------ Provided records

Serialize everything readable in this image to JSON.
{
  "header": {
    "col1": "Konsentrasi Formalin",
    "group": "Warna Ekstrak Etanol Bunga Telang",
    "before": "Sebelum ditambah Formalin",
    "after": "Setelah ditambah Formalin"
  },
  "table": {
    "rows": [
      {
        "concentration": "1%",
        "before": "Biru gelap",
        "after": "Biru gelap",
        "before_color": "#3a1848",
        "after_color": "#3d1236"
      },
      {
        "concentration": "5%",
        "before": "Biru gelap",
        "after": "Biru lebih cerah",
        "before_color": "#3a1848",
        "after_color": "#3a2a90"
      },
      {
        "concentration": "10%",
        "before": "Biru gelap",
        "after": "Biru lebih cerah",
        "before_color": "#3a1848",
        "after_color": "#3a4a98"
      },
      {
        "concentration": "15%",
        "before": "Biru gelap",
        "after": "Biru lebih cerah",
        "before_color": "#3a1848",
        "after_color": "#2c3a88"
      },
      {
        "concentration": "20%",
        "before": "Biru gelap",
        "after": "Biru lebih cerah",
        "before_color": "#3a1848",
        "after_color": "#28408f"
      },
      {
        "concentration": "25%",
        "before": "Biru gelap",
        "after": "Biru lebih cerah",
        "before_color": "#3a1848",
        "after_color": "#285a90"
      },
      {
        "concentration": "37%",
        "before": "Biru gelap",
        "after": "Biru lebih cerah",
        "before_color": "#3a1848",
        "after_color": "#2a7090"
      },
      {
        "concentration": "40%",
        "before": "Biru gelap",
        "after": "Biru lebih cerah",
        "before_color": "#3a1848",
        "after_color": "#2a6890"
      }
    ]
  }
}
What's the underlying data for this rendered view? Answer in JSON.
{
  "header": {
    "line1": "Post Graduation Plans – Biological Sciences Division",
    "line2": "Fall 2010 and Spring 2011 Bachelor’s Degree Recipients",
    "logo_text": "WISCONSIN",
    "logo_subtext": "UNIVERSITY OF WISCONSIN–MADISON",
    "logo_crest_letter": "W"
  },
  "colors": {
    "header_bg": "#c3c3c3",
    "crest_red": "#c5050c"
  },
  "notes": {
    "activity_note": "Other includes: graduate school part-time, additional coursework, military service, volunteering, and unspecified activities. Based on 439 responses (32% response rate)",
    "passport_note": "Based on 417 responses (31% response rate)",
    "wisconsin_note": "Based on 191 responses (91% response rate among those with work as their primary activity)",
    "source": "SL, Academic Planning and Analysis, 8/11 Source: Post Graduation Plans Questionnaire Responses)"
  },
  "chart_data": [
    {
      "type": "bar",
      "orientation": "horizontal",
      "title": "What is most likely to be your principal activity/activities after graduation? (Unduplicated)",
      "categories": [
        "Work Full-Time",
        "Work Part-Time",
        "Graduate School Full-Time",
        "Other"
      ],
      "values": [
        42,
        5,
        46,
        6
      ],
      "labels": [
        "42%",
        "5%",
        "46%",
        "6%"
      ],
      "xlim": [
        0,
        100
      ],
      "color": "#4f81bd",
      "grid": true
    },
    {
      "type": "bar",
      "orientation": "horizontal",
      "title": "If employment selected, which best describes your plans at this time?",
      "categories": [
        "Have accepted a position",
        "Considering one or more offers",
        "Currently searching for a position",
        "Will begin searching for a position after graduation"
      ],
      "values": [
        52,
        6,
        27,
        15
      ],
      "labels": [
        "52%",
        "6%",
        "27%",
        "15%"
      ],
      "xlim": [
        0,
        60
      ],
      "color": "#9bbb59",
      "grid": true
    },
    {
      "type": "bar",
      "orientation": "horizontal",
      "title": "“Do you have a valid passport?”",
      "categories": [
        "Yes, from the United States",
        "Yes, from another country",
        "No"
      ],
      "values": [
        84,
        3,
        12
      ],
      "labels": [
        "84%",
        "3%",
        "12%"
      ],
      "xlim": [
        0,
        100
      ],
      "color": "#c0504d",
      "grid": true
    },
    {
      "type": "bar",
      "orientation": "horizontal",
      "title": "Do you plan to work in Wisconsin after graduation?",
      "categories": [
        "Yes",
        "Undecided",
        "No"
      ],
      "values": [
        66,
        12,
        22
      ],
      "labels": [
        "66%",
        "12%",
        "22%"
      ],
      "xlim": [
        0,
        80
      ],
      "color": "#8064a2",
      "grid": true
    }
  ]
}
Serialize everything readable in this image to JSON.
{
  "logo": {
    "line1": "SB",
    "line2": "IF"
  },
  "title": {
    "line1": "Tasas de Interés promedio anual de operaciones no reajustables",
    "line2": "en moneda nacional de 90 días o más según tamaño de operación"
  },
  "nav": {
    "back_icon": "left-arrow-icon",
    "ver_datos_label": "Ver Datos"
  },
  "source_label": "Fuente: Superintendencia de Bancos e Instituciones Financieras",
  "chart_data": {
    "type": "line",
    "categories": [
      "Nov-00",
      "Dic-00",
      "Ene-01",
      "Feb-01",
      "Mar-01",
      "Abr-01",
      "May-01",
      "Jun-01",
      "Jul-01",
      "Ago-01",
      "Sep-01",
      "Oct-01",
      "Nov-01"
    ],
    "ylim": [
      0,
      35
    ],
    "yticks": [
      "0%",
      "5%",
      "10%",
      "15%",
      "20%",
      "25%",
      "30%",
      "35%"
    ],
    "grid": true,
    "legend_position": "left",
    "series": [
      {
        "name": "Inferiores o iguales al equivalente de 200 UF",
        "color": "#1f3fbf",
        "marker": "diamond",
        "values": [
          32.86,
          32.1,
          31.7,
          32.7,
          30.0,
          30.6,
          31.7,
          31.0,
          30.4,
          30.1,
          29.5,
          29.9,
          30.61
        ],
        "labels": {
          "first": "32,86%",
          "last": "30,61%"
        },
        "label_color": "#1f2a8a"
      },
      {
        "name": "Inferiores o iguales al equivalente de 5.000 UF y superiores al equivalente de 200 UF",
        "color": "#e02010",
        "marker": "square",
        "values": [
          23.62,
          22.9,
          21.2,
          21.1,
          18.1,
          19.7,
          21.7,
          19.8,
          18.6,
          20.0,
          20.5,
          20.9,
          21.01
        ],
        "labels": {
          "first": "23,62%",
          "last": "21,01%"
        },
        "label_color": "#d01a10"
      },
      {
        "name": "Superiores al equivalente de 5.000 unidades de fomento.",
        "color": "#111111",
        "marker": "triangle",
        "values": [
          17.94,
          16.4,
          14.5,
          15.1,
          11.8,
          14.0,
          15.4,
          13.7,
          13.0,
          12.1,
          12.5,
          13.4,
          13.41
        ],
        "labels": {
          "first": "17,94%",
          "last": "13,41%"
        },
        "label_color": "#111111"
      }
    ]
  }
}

------------

**Work to complete:**
Write the listing out again, exactly as shown above.

**Answer below:**
Serialize everything readable in this image to JSON.
{
  "header": {
    "col1": "Konsentrasi Formalin",
    "group": "Warna Ekstrak Etanol Bunga Telang",
    "before": "Sebelum ditambah Formalin",
    "after": "Setelah ditambah Formalin"
  },
  "table": {
    "rows": [
      {
        "concentration": "1%",
        "before": "Biru gelap",
        "after": "Biru gelap",
        "before_color": "#3a1848",
        "after_color": "#3d1236"
      },
      {
        "concentration": "5%",
        "before": "Biru gelap",
        "after": "Biru lebih cerah",
        "before_color": "#3a1848",
        "after_color": "#3a2a90"
      },
      {
        "concentration": "10%",
        "before": "Biru gelap",
        "after": "Biru lebih cerah",
        "before_color": "#3a1848",
        "after_color": "#3a4a98"
      },
      {
        "concentration": "15%",
        "before": "Biru gelap",
        "after": "Biru lebih cerah",
        "before_color": "#3a1848",
        "after_color": "#2c3a88"
      },
      {
        "concentration": "20%",
        "before": "Biru gelap",
        "after": "Biru lebih cerah",
        "before_color": "#3a1848",
        "after_color": "#28408f"
      },
      {
        "concentration": "25%",
        "before": "Biru gelap",
        "after": "Biru lebih cerah",
        "before_color": "#3a1848",
        "after_color": "#285a90"
      },
      {
        "concentration": "37%",
        "before": "Biru gelap",
        "after": "Biru lebih cerah",
        "before_color": "#3a1848",
        "after_color": "#2a7090"
      },
      {
        "concentration": "40%",
        "before": "Biru gelap",
        "after": "Biru lebih cerah",
        "before_color": "#3a1848",
        "after_color": "#2a6890"
      }
    ]
  }
}
What's the underlying data for this rendered view? Answer in JSON.
{
  "header": {
    "line1": "Post Graduation Plans – Biological Sciences Division",
    "line2": "Fall 2010 and Spring 2011 Bachelor’s Degree Recipients",
    "logo_text": "WISCONSIN",
    "logo_subtext": "UNIVERSITY OF WISCONSIN–MADISON",
    "logo_crest_letter": "W"
  },
  "colors": {
    "header_bg": "#c3c3c3",
    "crest_red": "#c5050c"
  },
  "notes": {
    "activity_note": "Other includes: graduate school part-time, additional coursework, military service, volunteering, and unspecified activities. Based on 439 responses (32% response rate)",
    "passport_note": "Based on 417 responses (31% response rate)",
    "wisconsin_note": "Based on 191 responses (91% response rate among those with work as their primary activity)",
    "source": "SL, Academic Planning and Analysis, 8/11 Source: Post Graduation Plans Questionnaire Responses)"
  },
  "chart_data": [
    {
      "type": "bar",
      "orientation": "horizontal",
      "title": "What is most likely to be your principal activity/activities after graduation? (Unduplicated)",
      "categories": [
        "Work Full-Time",
        "Work Part-Time",
        "Graduate School Full-Time",
        "Other"
      ],
      "values": [
        42,
        5,
        46,
        6
      ],
      "labels": [
        "42%",
        "5%",
        "46%",
        "6%"
      ],
      "xlim": [
        0,
        100
      ],
      "color": "#4f81bd",
      "grid": true
    },
    {
      "type": "bar",
      "orientation": "horizontal",
      "title": "If employment selected, which best describes your plans at this time?",
      "categories": [
        "Have accepted a position",
        "Considering one or more offers",
        "Currently searching for a position",
        "Will begin searching for a position after graduation"
      ],
      "values": [
        52,
        6,
        27,
        15
      ],
      "labels": [
        "52%",
        "6%",
        "27%",
        "15%"
      ],
      "xlim": [
        0,
        60
      ],
      "color": "#9bbb59",
      "grid": true
    },
    {
      "type": "bar",
      "orientation": "horizontal",
      "title": "“Do you have a valid passport?”",
      "categories": [
        "Yes, from the United States",
        "Yes, from another country",
        "No"
      ],
      "values": [
        84,
        3,
        12
      ],
      "labels": [
        "84%",
        "3%",
        "12%"
      ],
      "xlim": [
        0,
        100
      ],
      "color": "#c0504d",
      "grid": true
    },
    {
      "type": "bar",
      "orientation": "horizontal",
      "title": "Do you plan to work in Wisconsin after graduation?",
      "categories": [
        "Yes",
        "Undecided",
        "No"
      ],
      "values": [
        66,
        12,
        22
      ],
      "labels": [
        "66%",
        "12%",
        "22%"
      ],
      "xlim": [
        0,
        80
      ],
      "color": "#8064a2",
      "grid": true
    }
  ]
}
Serialize everything readable in this image to JSON.
{
  "logo": {
    "line1": "SB",
    "line2": "IF"
  },
  "title": {
    "line1": "Tasas de Interés promedio anual de operaciones no reajustables",
    "line2": "en moneda nacional de 90 días o más según tamaño de operación"
  },
  "nav": {
    "back_icon": "left-arrow-icon",
    "ver_datos_label": "Ver Datos"
  },
  "source_label": "Fuente: Superintendencia de Bancos e Instituciones Financieras",
  "chart_data": {
    "type": "line",
    "categories": [
      "Nov-00",
      "Dic-00",
      "Ene-01",
      "Feb-01",
      "Mar-01",
      "Abr-01",
      "May-01",
      "Jun-01",
      "Jul-01",
      "Ago-01",
      "Sep-01",
      "Oct-01",
      "Nov-01"
    ],
    "ylim": [
      0,
      35
    ],
    "yticks": [
      "0%",
      "5%",
      "10%",
      "15%",
      "20%",
      "25%",
      "30%",
      "35%"
    ],
    "grid": true,
    "legend_position": "left",
    "series": [
      {
        "name": "Inferiores o iguales al equivalente de 200 UF",
        "color": "#1f3fbf",
        "marker": "diamond",
        "values": [
          32.86,
          32.1,
          31.7,
          32.7,
          30.0,
          30.6,
          31.7,
          31.0,
          30.4,
          30.1,
          29.5,
          29.9,
          30.61
        ],
        "labels": {
          "first": "32,86%",
          "last": "30,61%"
        },
        "label_color": "#1f2a8a"
      },
      {
        "name": "Inferiores o iguales al equivalente de 5.000 UF y superiores al equivalente de 200 UF",
        "color": "#e02010",
        "marker": "square",
        "values": [
          23.62,
          22.9,
          21.2,
          21.1,
          18.1,
          19.7,
          21.7,
          19.8,
          18.6,
          20.0,
          20.5,
          20.9,
          21.01
        ],
        "labels": {
          "first": "23,62%",
          "last": "21,01%"
        },
        "label_color": "#d01a10"
      },
      {
        "name": "Superiores al equivalente de 5.000 unidades de fomento.",
        "color": "#111111",
        "marker": "triangle",
        "values": [
          17.94,
          16.4,
          14.5,
          15.1,
          11.8,
          14.0,
          15.4,
          13.7,
          13.0,
          12.1,
          12.5,
          13.4,
          13.41
        ],
        "labels": {
          "first": "17,94%",
          "last": "13,41%"
        },
        "label_color": "#111111"
      }
    ]
  }
}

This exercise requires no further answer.